*GIVEN TASK*
Return exactly the lines from the one bearing "What data populates" through the last, and no others. Pictures must be left out.

*RAW DATA*
....................
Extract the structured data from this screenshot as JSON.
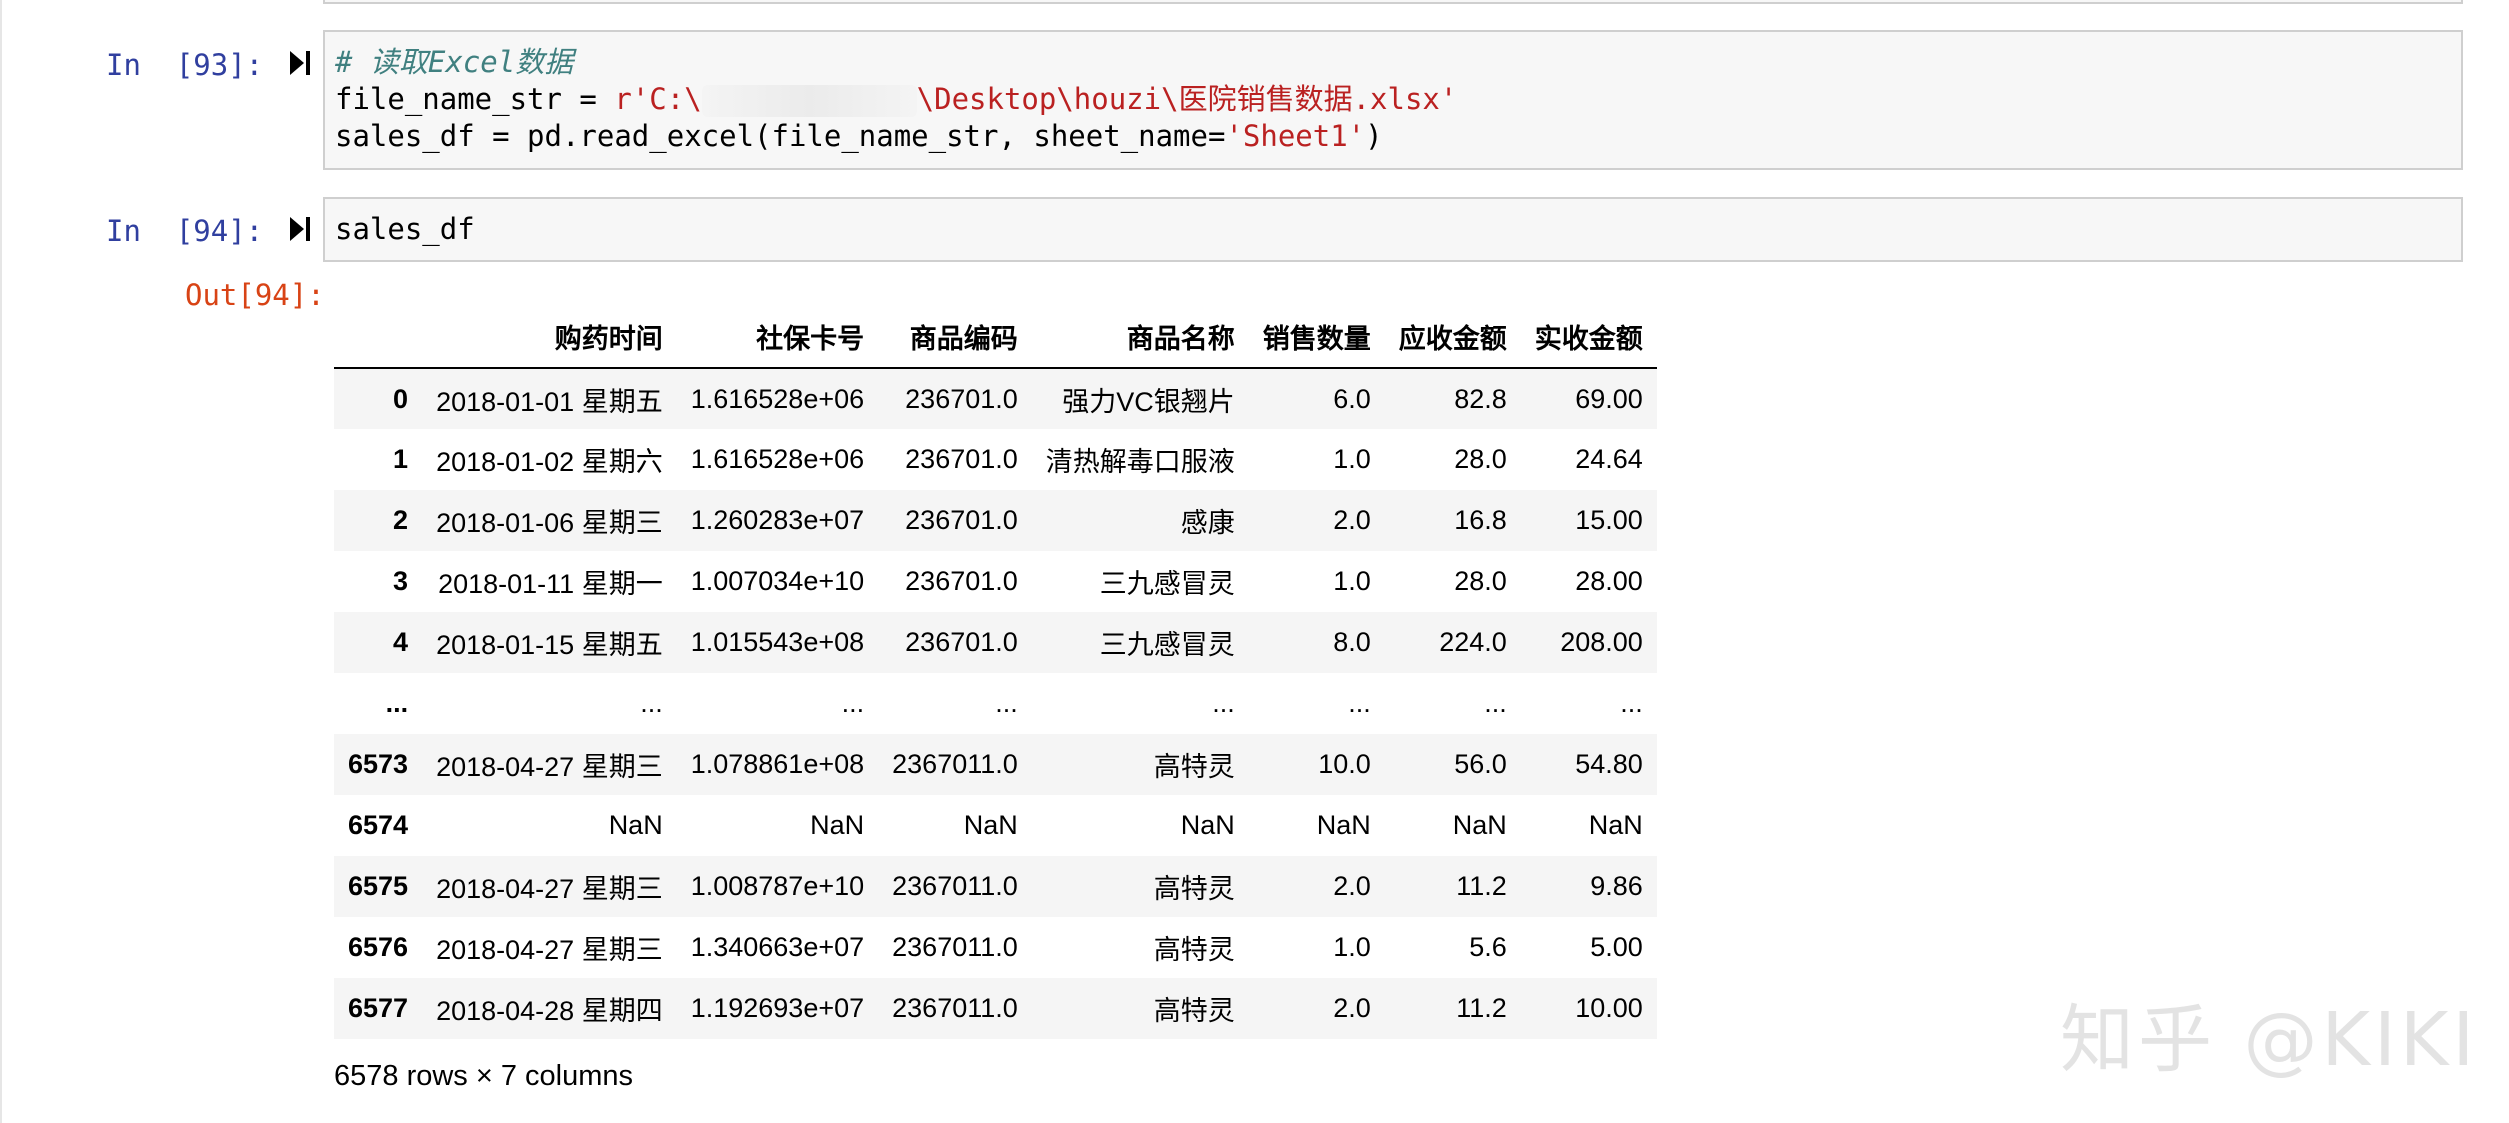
{
  "cells": {
    "c93": {
      "prompt": "In  [93]:",
      "comment": "# 读取Excel数据",
      "line2_a": "file_name_str = ",
      "line2_str_a": "r'C:\\",
      "line2_str_b": "\\Desktop\\houzi\\医院销售数据.xlsx'",
      "line3_a": "sales_df = pd.read_excel(file_name_str, sheet_name=",
      "line3_str": "'Sheet1'",
      "line3_b": ")"
    },
    "c94": {
      "prompt": "In  [94]:",
      "code": "sales_df",
      "out_prompt": "Out[94]:"
    }
  },
  "table": {
    "columns": [
      "购药时间",
      "社保卡号",
      "商品编码",
      "商品名称",
      "销售数量",
      "应收金额",
      "实收金额"
    ],
    "rows": [
      {
        "idx": "0",
        "cells": [
          "2018-01-01 星期五",
          "1.616528e+06",
          "236701.0",
          "强力VC银翘片",
          "6.0",
          "82.8",
          "69.00"
        ]
      },
      {
        "idx": "1",
        "cells": [
          "2018-01-02 星期六",
          "1.616528e+06",
          "236701.0",
          "清热解毒口服液",
          "1.0",
          "28.0",
          "24.64"
        ]
      },
      {
        "idx": "2",
        "cells": [
          "2018-01-06 星期三",
          "1.260283e+07",
          "236701.0",
          "感康",
          "2.0",
          "16.8",
          "15.00"
        ]
      },
      {
        "idx": "3",
        "cells": [
          "2018-01-11 星期一",
          "1.007034e+10",
          "236701.0",
          "三九感冒灵",
          "1.0",
          "28.0",
          "28.00"
        ]
      },
      {
        "idx": "4",
        "cells": [
          "2018-01-15 星期五",
          "1.015543e+08",
          "236701.0",
          "三九感冒灵",
          "8.0",
          "224.0",
          "208.00"
        ]
      },
      {
        "idx": "...",
        "cells": [
          "...",
          "...",
          "...",
          "...",
          "...",
          "...",
          "..."
        ]
      },
      {
        "idx": "6573",
        "cells": [
          "2018-04-27 星期三",
          "1.078861e+08",
          "2367011.0",
          "高特灵",
          "10.0",
          "56.0",
          "54.80"
        ]
      },
      {
        "idx": "6574",
        "cells": [
          "NaN",
          "NaN",
          "NaN",
          "NaN",
          "NaN",
          "NaN",
          "NaN"
        ]
      },
      {
        "idx": "6575",
        "cells": [
          "2018-04-27 星期三",
          "1.008787e+10",
          "2367011.0",
          "高特灵",
          "2.0",
          "11.2",
          "9.86"
        ]
      },
      {
        "idx": "6576",
        "cells": [
          "2018-04-27 星期三",
          "1.340663e+07",
          "2367011.0",
          "高特灵",
          "1.0",
          "5.6",
          "5.00"
        ]
      },
      {
        "idx": "6577",
        "cells": [
          "2018-04-28 星期四",
          "1.192693e+07",
          "2367011.0",
          "高特灵",
          "2.0",
          "11.2",
          "10.00"
        ]
      }
    ],
    "summary": "6578 rows × 7 columns"
  },
  "watermark": "知乎 @KIKI",
  "colors": {
    "prompt_in": "#303f9f",
    "prompt_out": "#d84315",
    "string": "#ba2121",
    "comment": "#408080"
  }
}
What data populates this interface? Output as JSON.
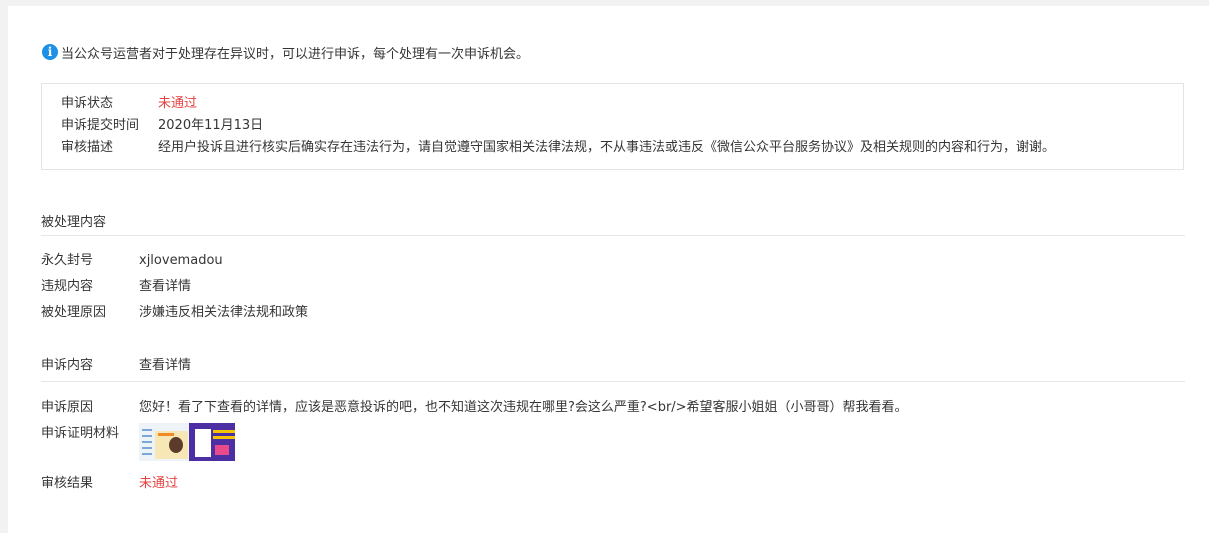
{
  "notice": {
    "text": "当公众号运营者对于处理存在异议时，可以进行申诉，每个处理有一次申诉机会。",
    "icon": "info-icon"
  },
  "appeal_status": {
    "rows": [
      {
        "label": "申诉状态",
        "value": "未通过"
      },
      {
        "label": "申诉提交时间",
        "value": "2020年11月13日"
      },
      {
        "label": "审核描述",
        "value": "经用户投诉且进行核实后确实存在违法行为，请自觉遵守国家相关法律法规，不从事违法或违反《微信公众平台服务协议》及相关规则的内容和行为，谢谢。"
      }
    ]
  },
  "handled_content": {
    "title": "被处理内容",
    "rows": [
      {
        "label": "永久封号",
        "value": "xjlovemadou"
      },
      {
        "label": "违规内容",
        "value": "查看详情"
      },
      {
        "label": "被处理原因",
        "value": "涉嫌违反相关法律法规和政策"
      }
    ]
  },
  "appeal_content": {
    "title": "申诉内容",
    "link": "查看详情",
    "reason_label": "申诉原因",
    "reason_value": "您好！看了下查看的详情，应该是恶意投诉的吧，也不知道这次违规在哪里?会这么严重?<br/>希望客服小姐姐（小哥哥）帮我看看。",
    "evidence_label": "申诉证明材料",
    "result_label": "审核结果",
    "result_value": "未通过"
  },
  "colors": {
    "accent_red": "#e64340",
    "link_blue": "#576b95",
    "info_blue": "#1e90e6"
  }
}
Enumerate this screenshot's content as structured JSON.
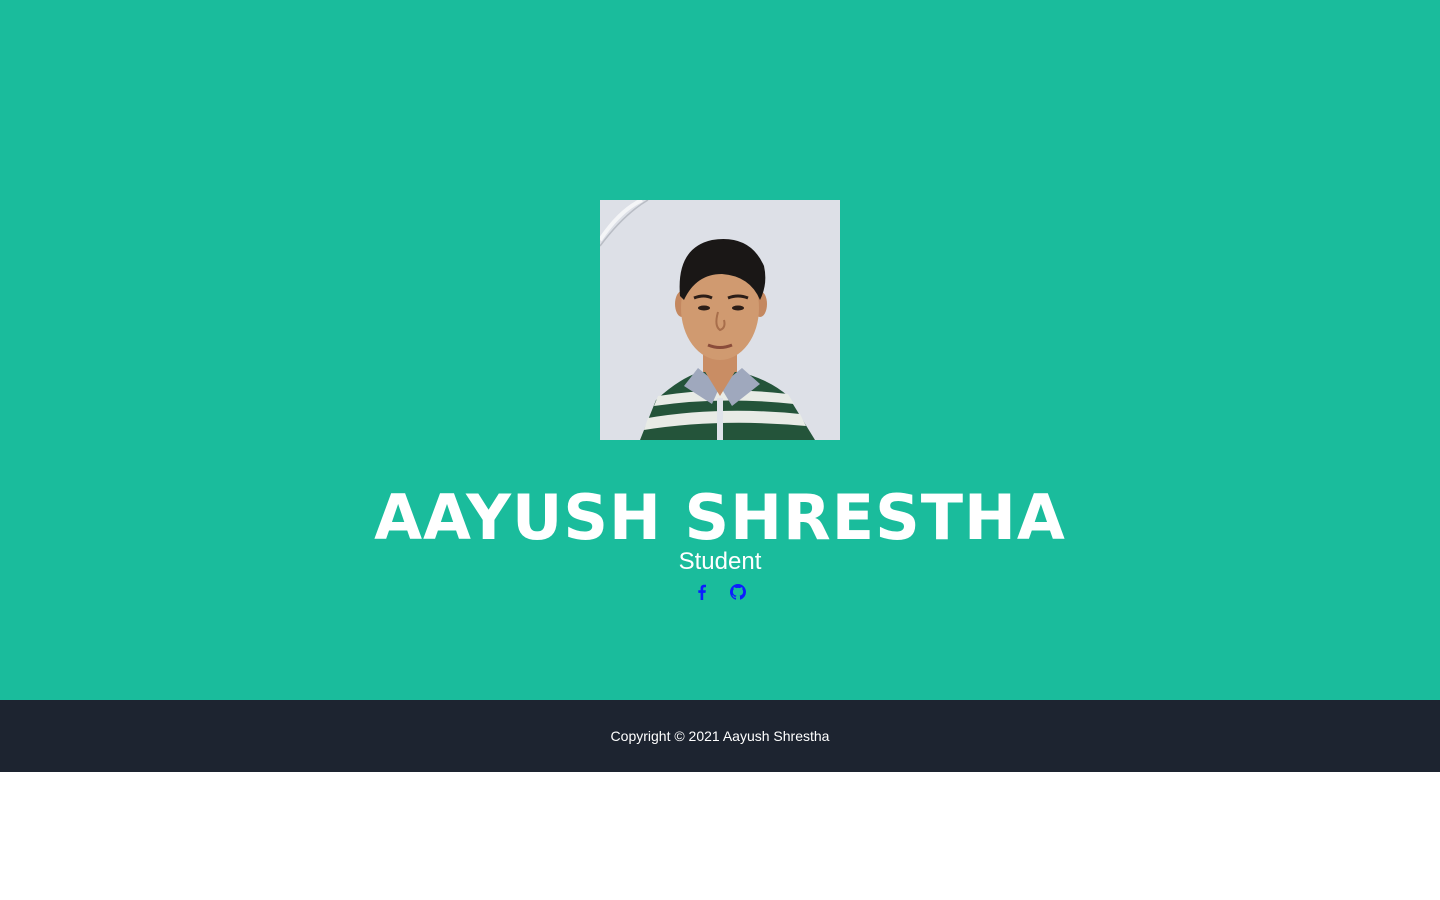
....................
*PROBLEM SOLUTION*
What data populates this interface? Output as JSON.
{
  "notice": {
    "text": "当公众号运营者对于处理存在异议时，可以进行申诉，每个处理有一次申诉机会。",
    "icon": "info-icon"
  },
  "appeal_status": {
    "rows": [
      {
        "label": "申诉状态",
        "value": "未通过"
      },
      {
        "label": "申诉提交时间",
        "value": "2020年11月13日"
      },
      {
        "label": "审核描述",
        "value": "经用户投诉且进行核实后确实存在违法行为，请自觉遵守国家相关法律法规，不从事违法或违反《微信公众平台服务协议》及相关规则的内容和行为，谢谢。"
      }
    ]
  },
  "handled_content": {
    "title": "被处理内容",
    "rows": [
      {
        "label": "永久封号",
        "value": "xjlovemadou"
      },
      {
        "label": "违规内容",
        "value": "查看详情"
      },
      {
        "label": "被处理原因",
        "value": "涉嫌违反相关法律法规和政策"
      }
    ]
  },
  "appeal_content": {
    "title": "申诉内容",
    "link": "查看详情",
    "reason_label": "申诉原因",
    "reason_value": "您好！看了下查看的详情，应该是恶意投诉的吧，也不知道这次违规在哪里?会这么严重?<br/>希望客服小姐姐（小哥哥）帮我看看。",
    "evidence_label": "申诉证明材料",
    "result_label": "审核结果",
    "result_value": "未通过"
  },
  "colors": {
    "accent_red": "#e64340",
    "link_blue": "#576b95",
    "info_blue": "#1e90e6"
  }
}
Enumerate this screenshot's content as structured JSON.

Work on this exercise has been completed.